* [EXERCISE BRIEF]: List all the lines in these records that hold "JSON".

* [SOURCE DATA]:
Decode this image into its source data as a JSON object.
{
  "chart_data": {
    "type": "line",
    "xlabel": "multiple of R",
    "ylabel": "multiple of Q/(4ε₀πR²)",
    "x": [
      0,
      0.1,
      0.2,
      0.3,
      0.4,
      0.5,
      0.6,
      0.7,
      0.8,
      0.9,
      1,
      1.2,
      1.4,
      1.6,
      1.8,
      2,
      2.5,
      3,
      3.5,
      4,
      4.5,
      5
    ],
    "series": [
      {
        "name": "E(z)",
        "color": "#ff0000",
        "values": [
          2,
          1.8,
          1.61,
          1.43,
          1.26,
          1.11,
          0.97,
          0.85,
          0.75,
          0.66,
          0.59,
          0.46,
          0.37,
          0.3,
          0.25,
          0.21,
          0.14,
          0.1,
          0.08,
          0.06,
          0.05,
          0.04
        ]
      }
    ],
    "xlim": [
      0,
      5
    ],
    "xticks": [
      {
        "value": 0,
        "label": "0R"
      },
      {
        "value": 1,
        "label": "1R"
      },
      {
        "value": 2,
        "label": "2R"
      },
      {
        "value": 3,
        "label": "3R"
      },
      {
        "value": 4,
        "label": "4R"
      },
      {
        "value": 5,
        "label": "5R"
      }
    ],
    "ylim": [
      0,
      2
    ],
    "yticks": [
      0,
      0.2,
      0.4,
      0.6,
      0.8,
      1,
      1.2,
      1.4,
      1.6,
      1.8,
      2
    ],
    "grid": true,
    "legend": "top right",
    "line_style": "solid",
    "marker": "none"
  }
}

--

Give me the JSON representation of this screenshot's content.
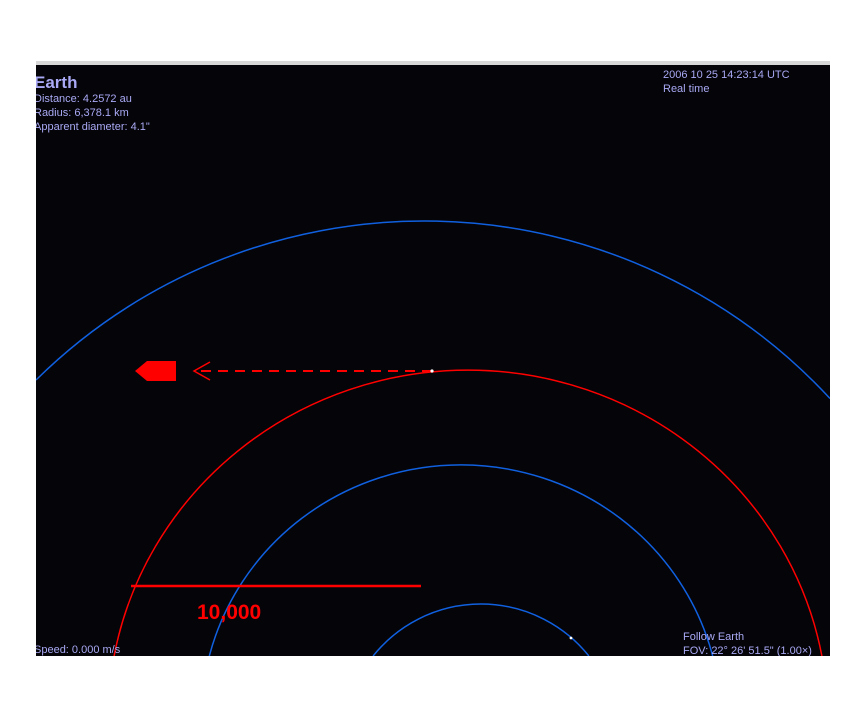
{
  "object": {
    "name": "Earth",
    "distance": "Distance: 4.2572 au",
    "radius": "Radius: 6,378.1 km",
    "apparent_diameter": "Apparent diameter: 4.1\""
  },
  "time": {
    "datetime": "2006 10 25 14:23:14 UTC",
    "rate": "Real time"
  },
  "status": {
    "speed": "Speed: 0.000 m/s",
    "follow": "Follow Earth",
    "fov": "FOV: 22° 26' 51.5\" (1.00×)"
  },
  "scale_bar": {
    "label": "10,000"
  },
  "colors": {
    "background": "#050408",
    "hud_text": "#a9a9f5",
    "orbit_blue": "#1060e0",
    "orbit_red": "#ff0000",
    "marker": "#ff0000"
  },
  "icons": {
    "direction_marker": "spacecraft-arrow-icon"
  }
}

* [FULL RESPONSE]:
Decode this image into its source data as a JSON object.
Give me the JSON representation of this screenshot's content.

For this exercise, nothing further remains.